[start of DATASET ENTRIES]
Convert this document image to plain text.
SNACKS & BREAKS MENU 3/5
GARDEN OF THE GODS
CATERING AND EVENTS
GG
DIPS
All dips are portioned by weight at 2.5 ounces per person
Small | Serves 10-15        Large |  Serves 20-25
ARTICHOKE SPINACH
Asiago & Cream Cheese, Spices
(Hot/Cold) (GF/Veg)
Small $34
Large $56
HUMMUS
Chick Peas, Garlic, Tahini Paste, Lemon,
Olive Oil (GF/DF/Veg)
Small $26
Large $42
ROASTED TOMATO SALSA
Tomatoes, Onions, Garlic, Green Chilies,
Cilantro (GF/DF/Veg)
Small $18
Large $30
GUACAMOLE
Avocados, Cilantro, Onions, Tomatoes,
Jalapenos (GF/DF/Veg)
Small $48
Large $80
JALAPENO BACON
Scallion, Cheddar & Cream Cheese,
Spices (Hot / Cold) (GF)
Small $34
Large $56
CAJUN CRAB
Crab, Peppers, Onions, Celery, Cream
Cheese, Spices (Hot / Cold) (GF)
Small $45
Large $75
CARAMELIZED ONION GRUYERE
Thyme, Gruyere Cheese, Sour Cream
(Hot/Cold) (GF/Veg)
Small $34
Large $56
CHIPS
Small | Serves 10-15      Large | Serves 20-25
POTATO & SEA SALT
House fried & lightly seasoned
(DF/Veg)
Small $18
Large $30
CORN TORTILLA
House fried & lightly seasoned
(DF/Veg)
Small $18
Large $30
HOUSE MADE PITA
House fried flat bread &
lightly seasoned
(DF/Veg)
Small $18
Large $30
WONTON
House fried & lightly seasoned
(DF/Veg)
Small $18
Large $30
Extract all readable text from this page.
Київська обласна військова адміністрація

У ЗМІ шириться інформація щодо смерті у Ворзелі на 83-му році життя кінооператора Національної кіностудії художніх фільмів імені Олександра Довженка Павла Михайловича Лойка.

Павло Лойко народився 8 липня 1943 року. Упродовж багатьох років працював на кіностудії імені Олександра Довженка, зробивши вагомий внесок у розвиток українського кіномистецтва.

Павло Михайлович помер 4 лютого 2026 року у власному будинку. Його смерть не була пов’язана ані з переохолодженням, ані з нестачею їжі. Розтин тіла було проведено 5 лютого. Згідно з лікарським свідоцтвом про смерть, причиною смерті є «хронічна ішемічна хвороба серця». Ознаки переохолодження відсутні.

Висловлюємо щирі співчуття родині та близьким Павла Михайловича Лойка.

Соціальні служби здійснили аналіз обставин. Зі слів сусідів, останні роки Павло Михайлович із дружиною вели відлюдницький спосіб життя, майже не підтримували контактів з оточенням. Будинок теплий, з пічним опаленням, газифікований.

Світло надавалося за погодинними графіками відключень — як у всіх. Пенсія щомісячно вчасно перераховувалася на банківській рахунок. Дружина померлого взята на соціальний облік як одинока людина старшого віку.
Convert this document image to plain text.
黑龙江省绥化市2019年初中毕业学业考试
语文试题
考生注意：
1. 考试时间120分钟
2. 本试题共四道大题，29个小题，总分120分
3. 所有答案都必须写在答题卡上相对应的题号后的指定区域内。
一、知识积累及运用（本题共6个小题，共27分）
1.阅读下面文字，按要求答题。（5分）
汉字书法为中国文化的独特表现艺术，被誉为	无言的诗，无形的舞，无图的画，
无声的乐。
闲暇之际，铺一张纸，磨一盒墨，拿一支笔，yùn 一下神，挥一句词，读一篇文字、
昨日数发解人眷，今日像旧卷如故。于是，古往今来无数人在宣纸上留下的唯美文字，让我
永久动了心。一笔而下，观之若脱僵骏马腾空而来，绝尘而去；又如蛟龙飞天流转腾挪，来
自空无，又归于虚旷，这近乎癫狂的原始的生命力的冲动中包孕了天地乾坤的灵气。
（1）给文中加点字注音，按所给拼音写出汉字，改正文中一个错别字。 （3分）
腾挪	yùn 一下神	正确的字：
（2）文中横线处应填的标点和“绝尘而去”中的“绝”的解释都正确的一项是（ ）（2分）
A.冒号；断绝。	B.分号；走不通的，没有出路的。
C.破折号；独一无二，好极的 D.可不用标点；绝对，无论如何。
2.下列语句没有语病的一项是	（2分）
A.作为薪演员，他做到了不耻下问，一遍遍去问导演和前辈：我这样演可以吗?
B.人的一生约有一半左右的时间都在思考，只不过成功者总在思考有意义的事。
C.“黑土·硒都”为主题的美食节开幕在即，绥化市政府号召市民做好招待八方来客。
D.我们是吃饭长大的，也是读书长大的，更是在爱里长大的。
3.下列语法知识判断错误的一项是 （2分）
[end of DATASET ENTRIES]
WRITTEN TASK => Repeat every entry exactly as written above.

RESULT =>
Convert this document image to plain text.
SNACKS & BREAKS MENU 3/5
GARDEN OF THE GODS
CATERING AND EVENTS
GG
DIPS
All dips are portioned by weight at 2.5 ounces per person
Small | Serves 10-15        Large |  Serves 20-25
ARTICHOKE SPINACH
Asiago & Cream Cheese, Spices
(Hot/Cold) (GF/Veg)
Small $34
Large $56
HUMMUS
Chick Peas, Garlic, Tahini Paste, Lemon,
Olive Oil (GF/DF/Veg)
Small $26
Large $42
ROASTED TOMATO SALSA
Tomatoes, Onions, Garlic, Green Chilies,
Cilantro (GF/DF/Veg)
Small $18
Large $30
GUACAMOLE
Avocados, Cilantro, Onions, Tomatoes,
Jalapenos (GF/DF/Veg)
Small $48
Large $80
JALAPENO BACON
Scallion, Cheddar & Cream Cheese,
Spices (Hot / Cold) (GF)
Small $34
Large $56
CAJUN CRAB
Crab, Peppers, Onions, Celery, Cream
Cheese, Spices (Hot / Cold) (GF)
Small $45
Large $75
CARAMELIZED ONION GRUYERE
Thyme, Gruyere Cheese, Sour Cream
(Hot/Cold) (GF/Veg)
Small $34
Large $56
CHIPS
Small | Serves 10-15      Large | Serves 20-25
POTATO & SEA SALT
House fried & lightly seasoned
(DF/Veg)
Small $18
Large $30
CORN TORTILLA
House fried & lightly seasoned
(DF/Veg)
Small $18
Large $30
HOUSE MADE PITA
House fried flat bread &
lightly seasoned
(DF/Veg)
Small $18
Large $30
WONTON
House fried & lightly seasoned
(DF/Veg)
Small $18
Large $30
Extract all readable text from this page.
Київська обласна військова адміністрація

У ЗМІ шириться інформація щодо смерті у Ворзелі на 83-му році життя кінооператора Національної кіностудії художніх фільмів імені Олександра Довженка Павла Михайловича Лойка.

Павло Лойко народився 8 липня 1943 року. Упродовж багатьох років працював на кіностудії імені Олександра Довженка, зробивши вагомий внесок у розвиток українського кіномистецтва.

Павло Михайлович помер 4 лютого 2026 року у власному будинку. Його смерть не була пов’язана ані з переохолодженням, ані з нестачею їжі. Розтин тіла було проведено 5 лютого. Згідно з лікарським свідоцтвом про смерть, причиною смерті є «хронічна ішемічна хвороба серця». Ознаки переохолодження відсутні.

Висловлюємо щирі співчуття родині та близьким Павла Михайловича Лойка.

Соціальні служби здійснили аналіз обставин. Зі слів сусідів, останні роки Павло Михайлович із дружиною вели відлюдницький спосіб життя, майже не підтримували контактів з оточенням. Будинок теплий, з пічним опаленням, газифікований.

Світло надавалося за погодинними графіками відключень — як у всіх. Пенсія щомісячно вчасно перераховувалася на банківській рахунок. Дружина померлого взята на соціальний облік як одинока людина старшого віку.
Convert this document image to plain text.
黑龙江省绥化市2019年初中毕业学业考试
语文试题
考生注意：
1. 考试时间120分钟
2. 本试题共四道大题，29个小题，总分120分
3. 所有答案都必须写在答题卡上相对应的题号后的指定区域内。
一、知识积累及运用（本题共6个小题，共27分）
1.阅读下面文字，按要求答题。（5分）
汉字书法为中国文化的独特表现艺术，被誉为	无言的诗，无形的舞，无图的画，
无声的乐。
闲暇之际，铺一张纸，磨一盒墨，拿一支笔，yùn 一下神，挥一句词，读一篇文字、
昨日数发解人眷，今日像旧卷如故。于是，古往今来无数人在宣纸上留下的唯美文字，让我
永久动了心。一笔而下，观之若脱僵骏马腾空而来，绝尘而去；又如蛟龙飞天流转腾挪，来
自空无，又归于虚旷，这近乎癫狂的原始的生命力的冲动中包孕了天地乾坤的灵气。
（1）给文中加点字注音，按所给拼音写出汉字，改正文中一个错别字。 （3分）
腾挪	yùn 一下神	正确的字：
（2）文中横线处应填的标点和“绝尘而去”中的“绝”的解释都正确的一项是（ ）（2分）
A.冒号；断绝。	B.分号；走不通的，没有出路的。
C.破折号；独一无二，好极的 D.可不用标点；绝对，无论如何。
2.下列语句没有语病的一项是	（2分）
A.作为薪演员，他做到了不耻下问，一遍遍去问导演和前辈：我这样演可以吗?
B.人的一生约有一半左右的时间都在思考，只不过成功者总在思考有意义的事。
C.“黑土·硒都”为主题的美食节开幕在即，绥化市政府号召市民做好招待八方来客。
D.我们是吃饭长大的，也是读书长大的，更是在爱里长大的。
3.下列语法知识判断错误的一项是 （2分）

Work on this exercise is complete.